— Start of Task data —
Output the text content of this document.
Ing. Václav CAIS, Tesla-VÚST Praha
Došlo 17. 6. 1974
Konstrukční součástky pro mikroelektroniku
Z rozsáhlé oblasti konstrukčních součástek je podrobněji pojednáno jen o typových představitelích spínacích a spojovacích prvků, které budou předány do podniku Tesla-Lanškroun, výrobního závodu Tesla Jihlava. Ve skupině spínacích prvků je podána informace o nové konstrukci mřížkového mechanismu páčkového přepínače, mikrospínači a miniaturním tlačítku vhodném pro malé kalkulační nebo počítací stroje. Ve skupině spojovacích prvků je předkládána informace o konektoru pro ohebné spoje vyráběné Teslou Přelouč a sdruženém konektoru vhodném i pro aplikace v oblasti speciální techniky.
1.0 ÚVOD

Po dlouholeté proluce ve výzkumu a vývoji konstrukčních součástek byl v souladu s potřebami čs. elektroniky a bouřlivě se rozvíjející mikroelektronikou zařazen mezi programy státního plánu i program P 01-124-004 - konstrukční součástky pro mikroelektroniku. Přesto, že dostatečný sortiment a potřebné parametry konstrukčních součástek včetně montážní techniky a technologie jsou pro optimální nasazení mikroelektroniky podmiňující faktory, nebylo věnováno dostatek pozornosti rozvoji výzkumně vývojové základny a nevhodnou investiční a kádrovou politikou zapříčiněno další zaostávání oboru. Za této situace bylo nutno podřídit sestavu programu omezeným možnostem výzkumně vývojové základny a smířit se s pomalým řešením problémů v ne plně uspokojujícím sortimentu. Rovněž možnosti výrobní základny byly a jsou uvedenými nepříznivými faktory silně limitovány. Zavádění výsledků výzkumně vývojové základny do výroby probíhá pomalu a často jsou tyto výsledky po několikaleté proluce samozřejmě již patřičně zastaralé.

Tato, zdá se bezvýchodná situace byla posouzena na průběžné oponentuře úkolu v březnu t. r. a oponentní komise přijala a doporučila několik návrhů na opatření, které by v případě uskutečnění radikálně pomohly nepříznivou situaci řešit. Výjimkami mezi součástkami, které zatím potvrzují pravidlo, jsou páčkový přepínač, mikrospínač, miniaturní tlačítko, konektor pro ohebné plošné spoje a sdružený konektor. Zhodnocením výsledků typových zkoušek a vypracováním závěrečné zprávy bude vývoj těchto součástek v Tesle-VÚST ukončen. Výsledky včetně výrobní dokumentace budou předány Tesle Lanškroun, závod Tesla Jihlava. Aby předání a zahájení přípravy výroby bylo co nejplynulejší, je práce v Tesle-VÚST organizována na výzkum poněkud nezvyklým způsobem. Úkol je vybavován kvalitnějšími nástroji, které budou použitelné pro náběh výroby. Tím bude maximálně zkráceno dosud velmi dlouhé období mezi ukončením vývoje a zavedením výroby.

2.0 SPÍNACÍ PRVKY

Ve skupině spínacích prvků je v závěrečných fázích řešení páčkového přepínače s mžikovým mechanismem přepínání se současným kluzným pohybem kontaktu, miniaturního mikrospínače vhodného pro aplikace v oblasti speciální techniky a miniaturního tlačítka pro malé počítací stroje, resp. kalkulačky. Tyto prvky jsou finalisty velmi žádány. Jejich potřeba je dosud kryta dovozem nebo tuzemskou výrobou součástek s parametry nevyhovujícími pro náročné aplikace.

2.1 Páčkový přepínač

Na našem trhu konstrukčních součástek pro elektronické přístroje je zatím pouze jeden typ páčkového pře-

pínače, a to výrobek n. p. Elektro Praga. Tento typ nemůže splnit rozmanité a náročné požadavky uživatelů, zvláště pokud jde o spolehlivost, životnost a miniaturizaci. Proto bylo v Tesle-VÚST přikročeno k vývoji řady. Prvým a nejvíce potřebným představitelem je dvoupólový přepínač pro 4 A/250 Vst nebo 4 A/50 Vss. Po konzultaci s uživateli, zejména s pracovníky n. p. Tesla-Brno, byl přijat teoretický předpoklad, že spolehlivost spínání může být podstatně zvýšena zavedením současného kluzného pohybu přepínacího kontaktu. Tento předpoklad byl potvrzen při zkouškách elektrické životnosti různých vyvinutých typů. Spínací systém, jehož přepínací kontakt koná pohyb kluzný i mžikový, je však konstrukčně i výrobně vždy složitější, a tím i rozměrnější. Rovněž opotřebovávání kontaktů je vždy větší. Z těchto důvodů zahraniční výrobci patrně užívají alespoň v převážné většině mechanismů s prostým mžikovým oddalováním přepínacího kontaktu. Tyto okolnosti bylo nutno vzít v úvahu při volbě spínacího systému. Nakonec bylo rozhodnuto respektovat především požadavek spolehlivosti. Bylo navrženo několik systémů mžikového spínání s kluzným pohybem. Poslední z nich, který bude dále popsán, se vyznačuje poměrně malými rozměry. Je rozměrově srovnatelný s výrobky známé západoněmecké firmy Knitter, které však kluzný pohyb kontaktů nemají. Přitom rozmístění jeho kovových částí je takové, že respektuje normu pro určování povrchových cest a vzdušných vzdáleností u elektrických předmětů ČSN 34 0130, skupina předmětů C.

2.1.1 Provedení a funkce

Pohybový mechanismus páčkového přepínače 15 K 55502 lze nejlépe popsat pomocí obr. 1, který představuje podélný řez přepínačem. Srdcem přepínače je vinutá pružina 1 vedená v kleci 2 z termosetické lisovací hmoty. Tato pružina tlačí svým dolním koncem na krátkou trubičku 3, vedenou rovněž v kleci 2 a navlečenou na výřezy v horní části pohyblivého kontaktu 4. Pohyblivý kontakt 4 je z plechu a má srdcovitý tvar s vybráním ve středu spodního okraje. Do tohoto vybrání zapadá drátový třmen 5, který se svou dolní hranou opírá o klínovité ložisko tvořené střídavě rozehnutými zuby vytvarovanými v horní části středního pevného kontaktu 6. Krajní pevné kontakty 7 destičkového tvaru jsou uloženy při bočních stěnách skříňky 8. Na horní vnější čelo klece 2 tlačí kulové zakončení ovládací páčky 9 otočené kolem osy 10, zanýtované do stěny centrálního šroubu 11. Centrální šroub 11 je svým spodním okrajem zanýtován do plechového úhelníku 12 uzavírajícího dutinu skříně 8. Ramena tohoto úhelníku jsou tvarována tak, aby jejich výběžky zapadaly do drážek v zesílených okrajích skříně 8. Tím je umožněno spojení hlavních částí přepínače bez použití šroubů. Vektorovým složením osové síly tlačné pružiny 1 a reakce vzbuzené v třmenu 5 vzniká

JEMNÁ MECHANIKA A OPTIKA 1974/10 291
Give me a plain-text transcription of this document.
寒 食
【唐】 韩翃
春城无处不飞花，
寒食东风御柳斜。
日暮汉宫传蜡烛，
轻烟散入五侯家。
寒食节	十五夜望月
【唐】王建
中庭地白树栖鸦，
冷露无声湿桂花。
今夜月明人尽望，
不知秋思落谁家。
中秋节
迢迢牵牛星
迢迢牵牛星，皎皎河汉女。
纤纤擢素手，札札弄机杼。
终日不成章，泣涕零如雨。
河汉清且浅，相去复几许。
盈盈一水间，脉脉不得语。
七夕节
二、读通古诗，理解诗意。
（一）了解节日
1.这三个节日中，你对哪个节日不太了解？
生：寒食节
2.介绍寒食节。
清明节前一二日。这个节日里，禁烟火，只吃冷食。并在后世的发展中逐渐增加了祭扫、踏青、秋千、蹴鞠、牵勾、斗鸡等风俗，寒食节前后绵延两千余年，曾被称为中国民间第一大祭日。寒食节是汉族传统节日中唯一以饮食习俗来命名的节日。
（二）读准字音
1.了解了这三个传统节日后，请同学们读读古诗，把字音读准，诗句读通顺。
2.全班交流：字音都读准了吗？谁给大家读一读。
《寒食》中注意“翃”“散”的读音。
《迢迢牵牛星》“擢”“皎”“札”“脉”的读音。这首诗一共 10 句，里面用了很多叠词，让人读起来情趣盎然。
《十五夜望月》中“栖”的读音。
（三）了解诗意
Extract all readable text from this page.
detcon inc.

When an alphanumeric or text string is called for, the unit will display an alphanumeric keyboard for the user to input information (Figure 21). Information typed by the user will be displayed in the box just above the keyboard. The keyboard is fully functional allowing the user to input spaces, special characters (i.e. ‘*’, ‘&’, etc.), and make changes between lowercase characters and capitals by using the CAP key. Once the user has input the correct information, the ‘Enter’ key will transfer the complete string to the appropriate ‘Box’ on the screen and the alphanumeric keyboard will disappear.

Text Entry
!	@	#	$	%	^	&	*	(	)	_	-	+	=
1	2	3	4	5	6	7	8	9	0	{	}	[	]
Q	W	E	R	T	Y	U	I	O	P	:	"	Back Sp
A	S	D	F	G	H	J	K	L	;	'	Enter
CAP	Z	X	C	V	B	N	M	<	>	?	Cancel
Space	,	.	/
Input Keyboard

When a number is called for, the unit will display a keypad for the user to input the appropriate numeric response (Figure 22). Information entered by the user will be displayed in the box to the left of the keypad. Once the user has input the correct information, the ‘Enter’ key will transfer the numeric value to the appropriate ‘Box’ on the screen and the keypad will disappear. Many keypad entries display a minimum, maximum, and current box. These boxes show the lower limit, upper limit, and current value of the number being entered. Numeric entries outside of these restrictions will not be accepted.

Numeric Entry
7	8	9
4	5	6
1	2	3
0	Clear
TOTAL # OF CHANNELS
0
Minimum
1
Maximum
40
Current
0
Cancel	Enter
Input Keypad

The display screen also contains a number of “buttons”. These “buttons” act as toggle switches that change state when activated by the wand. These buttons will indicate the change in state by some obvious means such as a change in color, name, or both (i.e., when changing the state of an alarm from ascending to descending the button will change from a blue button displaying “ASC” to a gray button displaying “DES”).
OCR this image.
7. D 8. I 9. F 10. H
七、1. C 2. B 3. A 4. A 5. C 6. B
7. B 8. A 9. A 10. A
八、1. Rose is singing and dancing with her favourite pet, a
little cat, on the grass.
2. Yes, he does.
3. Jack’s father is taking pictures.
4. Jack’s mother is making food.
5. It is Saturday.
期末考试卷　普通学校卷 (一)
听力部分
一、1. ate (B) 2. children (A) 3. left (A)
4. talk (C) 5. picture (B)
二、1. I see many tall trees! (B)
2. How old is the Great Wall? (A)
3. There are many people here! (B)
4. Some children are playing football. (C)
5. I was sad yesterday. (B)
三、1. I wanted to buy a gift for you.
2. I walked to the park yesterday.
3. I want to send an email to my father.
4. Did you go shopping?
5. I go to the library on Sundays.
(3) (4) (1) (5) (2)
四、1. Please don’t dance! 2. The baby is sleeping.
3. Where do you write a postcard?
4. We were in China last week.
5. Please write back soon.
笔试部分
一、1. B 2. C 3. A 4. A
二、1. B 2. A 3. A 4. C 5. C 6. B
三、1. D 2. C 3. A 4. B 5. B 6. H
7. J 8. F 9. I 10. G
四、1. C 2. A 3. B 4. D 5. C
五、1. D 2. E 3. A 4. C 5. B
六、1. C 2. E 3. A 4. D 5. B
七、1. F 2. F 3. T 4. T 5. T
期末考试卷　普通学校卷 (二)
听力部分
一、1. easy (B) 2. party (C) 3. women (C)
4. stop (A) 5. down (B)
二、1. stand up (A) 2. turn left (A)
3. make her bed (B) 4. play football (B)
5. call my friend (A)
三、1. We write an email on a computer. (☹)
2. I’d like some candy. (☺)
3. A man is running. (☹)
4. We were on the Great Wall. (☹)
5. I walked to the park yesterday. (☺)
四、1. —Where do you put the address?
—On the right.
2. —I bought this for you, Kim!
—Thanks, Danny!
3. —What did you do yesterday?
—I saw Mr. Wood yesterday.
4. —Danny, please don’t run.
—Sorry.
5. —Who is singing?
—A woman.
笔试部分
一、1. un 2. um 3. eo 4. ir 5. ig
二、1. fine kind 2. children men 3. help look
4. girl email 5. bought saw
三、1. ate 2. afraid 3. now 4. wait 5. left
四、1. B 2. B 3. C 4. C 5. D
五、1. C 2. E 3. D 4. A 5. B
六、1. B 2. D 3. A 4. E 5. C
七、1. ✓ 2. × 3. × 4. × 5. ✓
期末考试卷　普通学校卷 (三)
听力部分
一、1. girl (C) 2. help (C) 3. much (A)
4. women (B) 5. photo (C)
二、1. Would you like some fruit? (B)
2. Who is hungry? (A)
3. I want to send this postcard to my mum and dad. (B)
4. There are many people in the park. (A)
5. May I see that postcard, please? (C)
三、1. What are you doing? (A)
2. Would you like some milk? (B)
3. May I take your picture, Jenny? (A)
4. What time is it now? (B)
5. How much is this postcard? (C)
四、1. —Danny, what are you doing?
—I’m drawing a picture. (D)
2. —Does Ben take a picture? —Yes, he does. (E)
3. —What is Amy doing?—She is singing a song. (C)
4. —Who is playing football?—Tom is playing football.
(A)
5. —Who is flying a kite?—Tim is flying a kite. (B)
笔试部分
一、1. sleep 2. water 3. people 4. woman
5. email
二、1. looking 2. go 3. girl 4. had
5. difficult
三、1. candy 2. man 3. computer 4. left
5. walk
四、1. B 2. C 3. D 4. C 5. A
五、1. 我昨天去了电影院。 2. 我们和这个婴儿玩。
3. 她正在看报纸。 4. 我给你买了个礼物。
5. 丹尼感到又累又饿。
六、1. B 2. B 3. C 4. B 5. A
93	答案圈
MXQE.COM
— End of Task data —
-- Written problem --
Copy each line of the data that contains the word "Danny".

-- Response below --
—Thanks, Danny!
4. —Danny, please don’t run.
四、1. —Danny, what are you doing?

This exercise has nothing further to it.